• **EXTRACT PROVIDED**
•••••

Of course, crimes occur that are not premeditated or planned in advance and, yes, it would be understandable to become enraged upon discovering that one’s spouse had been unfaithful.
However, most people do not react to frustration, betrayal, disappointment, and powerful threats to their self-image by committing murder, he says.
The author explains that the person who commits a “crime of passion” has at least, in his thinking, resorted to extreme measures in response to other disturbing, threatening situations.
“We may become frustrated and angry when we think we have been mistreated or betrayed. But we react to disappointment, frustration, and betrayal in a manner commensurate with our character,” Dr Samenow wrote.
added that thousands of people experience serious problems in relationships that tax their patience but they do not react by annihilating the source of their difficulties.
Killing the person whom they perceive as the source of their problem is not in character and so they address their predicaments in other ways.

•••••

• **JOBS**
1. According to the passage on crimes of passion, how does Dr Samenow say we react to disappointment, frustration, and betrayal?
2. The passage on crimes of passion names several things that most people do not react to by committing murder. List all of them.
3. Resume the passage on crimes of passion after its final sentence.

•••••

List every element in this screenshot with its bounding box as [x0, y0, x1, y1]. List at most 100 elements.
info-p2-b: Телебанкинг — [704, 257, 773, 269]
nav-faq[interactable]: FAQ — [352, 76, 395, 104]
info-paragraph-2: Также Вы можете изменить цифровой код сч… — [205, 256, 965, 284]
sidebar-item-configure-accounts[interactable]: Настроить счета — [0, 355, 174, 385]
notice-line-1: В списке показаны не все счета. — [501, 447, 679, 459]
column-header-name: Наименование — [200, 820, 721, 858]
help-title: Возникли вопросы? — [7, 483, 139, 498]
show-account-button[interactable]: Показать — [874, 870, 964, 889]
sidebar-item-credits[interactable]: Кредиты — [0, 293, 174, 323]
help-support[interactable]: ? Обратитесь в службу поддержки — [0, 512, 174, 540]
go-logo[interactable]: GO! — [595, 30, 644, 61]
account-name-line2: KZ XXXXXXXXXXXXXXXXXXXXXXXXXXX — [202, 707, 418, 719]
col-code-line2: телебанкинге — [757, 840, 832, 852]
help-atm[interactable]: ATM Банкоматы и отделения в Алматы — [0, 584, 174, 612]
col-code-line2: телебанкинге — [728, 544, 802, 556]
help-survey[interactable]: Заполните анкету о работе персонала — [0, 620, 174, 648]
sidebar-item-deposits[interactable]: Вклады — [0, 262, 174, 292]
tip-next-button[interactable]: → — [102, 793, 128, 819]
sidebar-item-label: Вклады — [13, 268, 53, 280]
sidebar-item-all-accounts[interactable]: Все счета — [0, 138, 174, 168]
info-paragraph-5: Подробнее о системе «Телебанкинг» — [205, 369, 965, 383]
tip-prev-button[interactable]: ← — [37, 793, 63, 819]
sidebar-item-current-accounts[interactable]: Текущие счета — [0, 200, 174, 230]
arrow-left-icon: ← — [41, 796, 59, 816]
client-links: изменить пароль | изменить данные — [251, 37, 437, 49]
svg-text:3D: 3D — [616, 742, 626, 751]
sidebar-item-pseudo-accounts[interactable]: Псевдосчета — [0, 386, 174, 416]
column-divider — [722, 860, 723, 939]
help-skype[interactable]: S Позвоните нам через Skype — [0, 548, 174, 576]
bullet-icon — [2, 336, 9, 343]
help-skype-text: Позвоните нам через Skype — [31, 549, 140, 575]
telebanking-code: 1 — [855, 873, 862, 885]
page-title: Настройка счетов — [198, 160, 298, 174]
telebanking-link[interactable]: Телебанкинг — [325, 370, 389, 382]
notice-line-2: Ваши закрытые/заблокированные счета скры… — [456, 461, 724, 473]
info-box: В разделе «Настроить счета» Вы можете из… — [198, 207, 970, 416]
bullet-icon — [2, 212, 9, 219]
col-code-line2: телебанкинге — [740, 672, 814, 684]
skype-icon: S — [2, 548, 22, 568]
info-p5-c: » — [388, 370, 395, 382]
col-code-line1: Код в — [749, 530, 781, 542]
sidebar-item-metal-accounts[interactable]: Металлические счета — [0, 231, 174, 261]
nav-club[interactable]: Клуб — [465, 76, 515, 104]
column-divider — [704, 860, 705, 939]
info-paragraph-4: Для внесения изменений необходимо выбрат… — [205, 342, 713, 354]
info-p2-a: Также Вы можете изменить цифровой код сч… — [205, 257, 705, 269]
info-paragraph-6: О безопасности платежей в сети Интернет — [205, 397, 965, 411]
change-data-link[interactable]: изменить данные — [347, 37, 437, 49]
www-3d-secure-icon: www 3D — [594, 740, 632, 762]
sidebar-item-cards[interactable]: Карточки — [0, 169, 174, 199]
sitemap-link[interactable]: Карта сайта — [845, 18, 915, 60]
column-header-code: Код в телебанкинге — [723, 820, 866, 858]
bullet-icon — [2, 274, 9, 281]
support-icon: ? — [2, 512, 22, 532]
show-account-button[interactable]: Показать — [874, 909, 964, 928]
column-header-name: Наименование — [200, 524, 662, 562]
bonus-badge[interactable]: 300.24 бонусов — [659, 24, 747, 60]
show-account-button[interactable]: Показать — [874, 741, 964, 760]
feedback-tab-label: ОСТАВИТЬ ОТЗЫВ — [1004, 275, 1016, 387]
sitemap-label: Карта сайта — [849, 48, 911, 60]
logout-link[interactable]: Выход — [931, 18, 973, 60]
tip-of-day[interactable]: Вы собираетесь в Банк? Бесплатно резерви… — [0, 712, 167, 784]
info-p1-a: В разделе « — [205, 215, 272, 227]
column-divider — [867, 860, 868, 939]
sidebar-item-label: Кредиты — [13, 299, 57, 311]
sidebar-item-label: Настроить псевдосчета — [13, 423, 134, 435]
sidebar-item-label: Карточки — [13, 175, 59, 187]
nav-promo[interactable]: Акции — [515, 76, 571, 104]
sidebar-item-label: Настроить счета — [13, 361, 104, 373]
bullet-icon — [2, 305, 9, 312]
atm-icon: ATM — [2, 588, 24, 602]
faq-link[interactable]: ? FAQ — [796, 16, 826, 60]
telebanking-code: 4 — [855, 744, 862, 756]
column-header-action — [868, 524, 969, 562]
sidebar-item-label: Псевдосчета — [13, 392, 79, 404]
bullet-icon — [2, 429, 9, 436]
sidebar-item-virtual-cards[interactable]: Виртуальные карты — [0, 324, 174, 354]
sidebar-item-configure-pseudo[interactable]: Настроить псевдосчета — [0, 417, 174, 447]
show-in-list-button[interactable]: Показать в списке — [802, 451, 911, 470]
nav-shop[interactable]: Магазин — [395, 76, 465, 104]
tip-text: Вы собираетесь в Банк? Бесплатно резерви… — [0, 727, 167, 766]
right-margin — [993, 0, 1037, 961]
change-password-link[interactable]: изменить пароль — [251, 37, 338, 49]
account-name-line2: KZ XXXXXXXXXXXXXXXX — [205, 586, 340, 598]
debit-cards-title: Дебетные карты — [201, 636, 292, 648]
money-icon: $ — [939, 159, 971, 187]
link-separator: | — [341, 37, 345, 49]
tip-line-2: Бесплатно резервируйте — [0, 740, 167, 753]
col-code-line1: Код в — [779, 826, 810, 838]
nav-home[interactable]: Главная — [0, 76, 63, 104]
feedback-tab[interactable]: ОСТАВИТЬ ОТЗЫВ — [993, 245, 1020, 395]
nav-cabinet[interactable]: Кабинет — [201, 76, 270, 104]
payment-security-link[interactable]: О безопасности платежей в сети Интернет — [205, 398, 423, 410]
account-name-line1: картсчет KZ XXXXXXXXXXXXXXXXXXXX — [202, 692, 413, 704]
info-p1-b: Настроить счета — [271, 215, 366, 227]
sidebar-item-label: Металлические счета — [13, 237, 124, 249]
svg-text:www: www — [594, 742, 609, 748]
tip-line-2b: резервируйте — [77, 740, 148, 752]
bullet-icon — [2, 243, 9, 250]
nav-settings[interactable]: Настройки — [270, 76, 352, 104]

•••••

• **SOLVED PROBLEMS**
1. In a manner commensurate with our character.

2. frustration, betrayal, disappointment, powerful threats to their self-image

3.
The control of emotions is strongly influenced by our personality; however, a person who suffered abuse in childhood and suppressed their emotions can sometimes have difficulty keeping them in when faced with conflict.
Are we all susceptible to crimes of passion?
Diane Ishimwe, a married woman, says that it’s really hard for a person to assert that they would never commit such a crime, saying that emotions are the hardest thing to control, especially with regard to relationships.
“I would like to think I would never let myself get to the extent of murdering the father of my children over infidelity or what have you, but one can never be so sure.
A person only gets to know what they would do only when they are faced with that particular situation,” she says.
Ishimwe asserts that she doesn’t condone people who commit such crimes, but she wouldn’t bring herself to judge them, arguing that anyone is capable of anything.
Eric Hitayezu is of the view that if a relationship gets to such an extent, it ceases to be love and turns into desperation.
“How can you kill someone you claim to love?” Hitayezu wonders. Such scenarios mostly happen when lovers go separate ways, he points out.
“I really don’t get why people become so cold hearted after a break up and so bitter after a divorce, these harboured feelings are the ones that end up making them blunder,” Hitayezu says.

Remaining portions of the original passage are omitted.